[提示文]
□ □ □ □
ドワーフ達が住まう町、地下炭鉱都市ムードリアスは4年に一度行われるお祭りの時期だ。
普段はまじめに働くドワーフもこの日はお休み。いつも大きな音を鳴らしながら動く作業用大型ガジェットも止まっていて、町に広がる音はたくさんの観光客や冒険者の声で埋め尽くされている。
ドワーフの商人のほかに、旅の商人や楽団、大道芸人も集まって大賑わいもいいところ。
今日ばかりはドワーフ以外の種族も歓迎ムードになっていて、ヒュム、ミクルフのほかに普段嫌っているエルフもいるぞ?
今日の祭りは現在のドワーフの繁栄の礎を築いた先祖たちを称える祭り。
祭りの最後には4つある氏族の代表が一対一で戦う「ウォーアーツ」と呼ばれる大人気の催しが行われる。
ムードリアスのあらゆるところにポスターが張られているぞ!!!
□ □ □ □
[課題] 地下炭鉱都市ムードリアスの祭りを描いた提示文を、一字も変えずに全文書き写してもらえますか？ この後に続くエントリは、提示文とは別の資料です。
□ □ □ □
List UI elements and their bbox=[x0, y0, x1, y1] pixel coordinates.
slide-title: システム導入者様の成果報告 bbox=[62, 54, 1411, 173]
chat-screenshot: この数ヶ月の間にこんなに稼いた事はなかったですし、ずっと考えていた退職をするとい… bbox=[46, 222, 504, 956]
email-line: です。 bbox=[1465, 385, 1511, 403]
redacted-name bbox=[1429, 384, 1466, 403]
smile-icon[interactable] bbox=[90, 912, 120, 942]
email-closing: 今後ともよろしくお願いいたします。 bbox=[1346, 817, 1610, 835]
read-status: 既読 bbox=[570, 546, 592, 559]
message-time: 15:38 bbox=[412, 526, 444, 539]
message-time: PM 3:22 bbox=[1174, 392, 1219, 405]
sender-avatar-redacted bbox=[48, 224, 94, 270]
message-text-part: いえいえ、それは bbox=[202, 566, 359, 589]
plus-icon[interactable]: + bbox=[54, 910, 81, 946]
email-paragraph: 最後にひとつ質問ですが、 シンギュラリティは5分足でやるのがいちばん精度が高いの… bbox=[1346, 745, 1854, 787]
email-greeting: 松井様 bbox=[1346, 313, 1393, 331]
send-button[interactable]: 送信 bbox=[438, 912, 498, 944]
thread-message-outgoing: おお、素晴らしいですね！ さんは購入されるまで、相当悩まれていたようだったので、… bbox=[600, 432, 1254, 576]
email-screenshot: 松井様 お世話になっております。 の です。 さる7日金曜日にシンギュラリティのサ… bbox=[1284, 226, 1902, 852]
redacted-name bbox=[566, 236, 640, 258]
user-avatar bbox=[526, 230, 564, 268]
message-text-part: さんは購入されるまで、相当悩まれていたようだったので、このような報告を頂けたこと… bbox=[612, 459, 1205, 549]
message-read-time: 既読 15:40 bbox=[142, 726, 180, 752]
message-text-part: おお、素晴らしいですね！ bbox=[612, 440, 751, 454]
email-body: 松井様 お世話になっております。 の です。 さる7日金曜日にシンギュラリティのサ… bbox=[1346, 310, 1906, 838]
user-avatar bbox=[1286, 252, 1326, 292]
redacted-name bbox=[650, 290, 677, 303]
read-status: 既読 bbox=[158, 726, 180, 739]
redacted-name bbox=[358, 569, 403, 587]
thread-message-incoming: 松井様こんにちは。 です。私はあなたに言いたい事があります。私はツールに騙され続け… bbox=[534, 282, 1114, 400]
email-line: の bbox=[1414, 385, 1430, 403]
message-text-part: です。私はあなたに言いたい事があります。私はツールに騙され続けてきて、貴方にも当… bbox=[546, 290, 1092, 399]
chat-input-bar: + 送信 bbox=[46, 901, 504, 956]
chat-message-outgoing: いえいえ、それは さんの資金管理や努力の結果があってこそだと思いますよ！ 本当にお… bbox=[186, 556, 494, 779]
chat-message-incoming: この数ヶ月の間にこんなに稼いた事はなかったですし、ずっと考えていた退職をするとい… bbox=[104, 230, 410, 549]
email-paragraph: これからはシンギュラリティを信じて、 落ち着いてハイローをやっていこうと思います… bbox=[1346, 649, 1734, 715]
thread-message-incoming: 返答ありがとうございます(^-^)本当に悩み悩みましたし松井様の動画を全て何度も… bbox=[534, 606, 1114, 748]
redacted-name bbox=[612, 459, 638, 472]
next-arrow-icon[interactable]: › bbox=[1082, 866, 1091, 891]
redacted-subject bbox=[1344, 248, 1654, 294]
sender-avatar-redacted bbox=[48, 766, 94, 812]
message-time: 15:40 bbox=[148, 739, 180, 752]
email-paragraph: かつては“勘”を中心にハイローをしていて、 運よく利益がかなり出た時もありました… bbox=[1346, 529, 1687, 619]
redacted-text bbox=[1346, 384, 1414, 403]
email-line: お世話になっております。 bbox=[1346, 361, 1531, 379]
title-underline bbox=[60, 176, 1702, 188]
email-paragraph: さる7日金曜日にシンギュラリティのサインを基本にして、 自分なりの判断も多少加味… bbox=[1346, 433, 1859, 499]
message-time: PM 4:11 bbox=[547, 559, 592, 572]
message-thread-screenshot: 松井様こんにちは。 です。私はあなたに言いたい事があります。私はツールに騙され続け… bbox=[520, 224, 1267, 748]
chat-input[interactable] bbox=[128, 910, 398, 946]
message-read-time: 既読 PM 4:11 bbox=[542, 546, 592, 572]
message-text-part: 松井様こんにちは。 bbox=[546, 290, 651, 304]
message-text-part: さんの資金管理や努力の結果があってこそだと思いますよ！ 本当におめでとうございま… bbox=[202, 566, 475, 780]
□ □ □ □
[解答]
ドワーフ達が住まう町、地下炭鉱都市ムードリアスは4年に一度行われるお祭りの時期だ。
普段はまじめに働くドワーフもこの日はお休み。いつも大きな音を鳴らしながら動く作業用大型ガジェットも止まっていて、町に広がる音はたくさんの観光客や冒険者の声で埋め尽くされている。
ドワーフの商人のほかに、旅の商人や楽団、大道芸人も集まって大賑わいもいいところ。
今日ばかりはドワーフ以外の種族も歓迎ムードになっていて、ヒュム、ミクルフのほかに普段嫌っているエルフもいるぞ?
今日の祭りは現在のドワーフの繁栄の礎を築いた先祖たちを称える祭り。
祭りの最後には4つある氏族の代表が一対一で戦う「ウォーアーツ」と呼ばれる大人気の催しが行われる。
ムードリアスのあらゆるところにポスターが張られているぞ!!!